Aim of the exercise –
Give back the full material, exactly as it reads.

Records –
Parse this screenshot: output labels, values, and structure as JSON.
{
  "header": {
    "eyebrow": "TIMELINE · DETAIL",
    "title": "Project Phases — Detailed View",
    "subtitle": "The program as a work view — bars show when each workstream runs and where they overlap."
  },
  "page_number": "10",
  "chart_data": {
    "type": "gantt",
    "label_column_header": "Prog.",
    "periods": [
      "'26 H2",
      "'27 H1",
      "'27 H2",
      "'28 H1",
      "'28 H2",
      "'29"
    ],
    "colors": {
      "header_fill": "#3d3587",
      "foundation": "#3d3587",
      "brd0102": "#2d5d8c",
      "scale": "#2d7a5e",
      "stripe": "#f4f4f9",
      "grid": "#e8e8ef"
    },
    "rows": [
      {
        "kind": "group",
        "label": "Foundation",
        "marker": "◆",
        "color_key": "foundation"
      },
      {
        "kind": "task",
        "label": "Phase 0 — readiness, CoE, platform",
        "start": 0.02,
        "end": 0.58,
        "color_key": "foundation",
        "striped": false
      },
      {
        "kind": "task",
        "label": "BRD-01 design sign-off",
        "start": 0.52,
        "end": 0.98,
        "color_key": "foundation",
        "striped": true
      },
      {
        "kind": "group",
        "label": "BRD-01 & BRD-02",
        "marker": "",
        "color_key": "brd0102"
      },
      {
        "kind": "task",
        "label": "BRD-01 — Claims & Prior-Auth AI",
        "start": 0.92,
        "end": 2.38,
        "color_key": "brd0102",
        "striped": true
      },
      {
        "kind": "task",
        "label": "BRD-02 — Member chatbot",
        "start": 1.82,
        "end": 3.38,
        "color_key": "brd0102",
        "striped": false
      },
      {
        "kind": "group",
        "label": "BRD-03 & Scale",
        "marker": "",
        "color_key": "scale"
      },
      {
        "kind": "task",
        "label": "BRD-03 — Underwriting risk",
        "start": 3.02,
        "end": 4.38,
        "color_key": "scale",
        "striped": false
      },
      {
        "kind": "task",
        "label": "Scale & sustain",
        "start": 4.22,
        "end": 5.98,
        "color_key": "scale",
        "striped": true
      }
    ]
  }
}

Result –
Parse this screenshot: output labels, values, and structure as JSON.
{
  "header": {
    "eyebrow": "TIMELINE · DETAIL",
    "title": "Project Phases — Detailed View",
    "subtitle": "The program as a work view — bars show when each workstream runs and where they overlap."
  },
  "page_number": "10",
  "chart_data": {
    "type": "gantt",
    "label_column_header": "Prog.",
    "periods": [
      "'26 H2",
      "'27 H1",
      "'27 H2",
      "'28 H1",
      "'28 H2",
      "'29"
    ],
    "colors": {
      "header_fill": "#3d3587",
      "foundation": "#3d3587",
      "brd0102": "#2d5d8c",
      "scale": "#2d7a5e",
      "stripe": "#f4f4f9",
      "grid": "#e8e8ef"
    },
    "rows": [
      {
        "kind": "group",
        "label": "Foundation",
        "marker": "◆",
        "color_key": "foundation"
      },
      {
        "kind": "task",
        "label": "Phase 0 — readiness, CoE, platform",
        "start": 0.02,
        "end": 0.58,
        "color_key": "foundation",
        "striped": false
      },
      {
        "kind": "task",
        "label": "BRD-01 design sign-off",
        "start": 0.52,
        "end": 0.98,
        "color_key": "foundation",
        "striped": true
      },
      {
        "kind": "group",
        "label": "BRD-01 & BRD-02",
        "marker": "",
        "color_key": "brd0102"
      },
      {
        "kind": "task",
        "label": "BRD-01 — Claims & Prior-Auth AI",
        "start": 0.92,
        "end": 2.38,
        "color_key": "brd0102",
        "striped": true
      },
      {
        "kind": "task",
        "label": "BRD-02 — Member chatbot",
        "start": 1.82,
        "end": 3.38,
        "color_key": "brd0102",
        "striped": false
      },
      {
        "kind": "group",
        "label": "BRD-03 & Scale",
        "marker": "",
        "color_key": "scale"
      },
      {
        "kind": "task",
        "label": "BRD-03 — Underwriting risk",
        "start": 3.02,
        "end": 4.38,
        "color_key": "scale",
        "striped": false
      },
      {
        "kind": "task",
        "label": "Scale & sustain",
        "start": 4.22,
        "end": 5.98,
        "color_key": "scale",
        "striped": true
      }
    ]
  }
}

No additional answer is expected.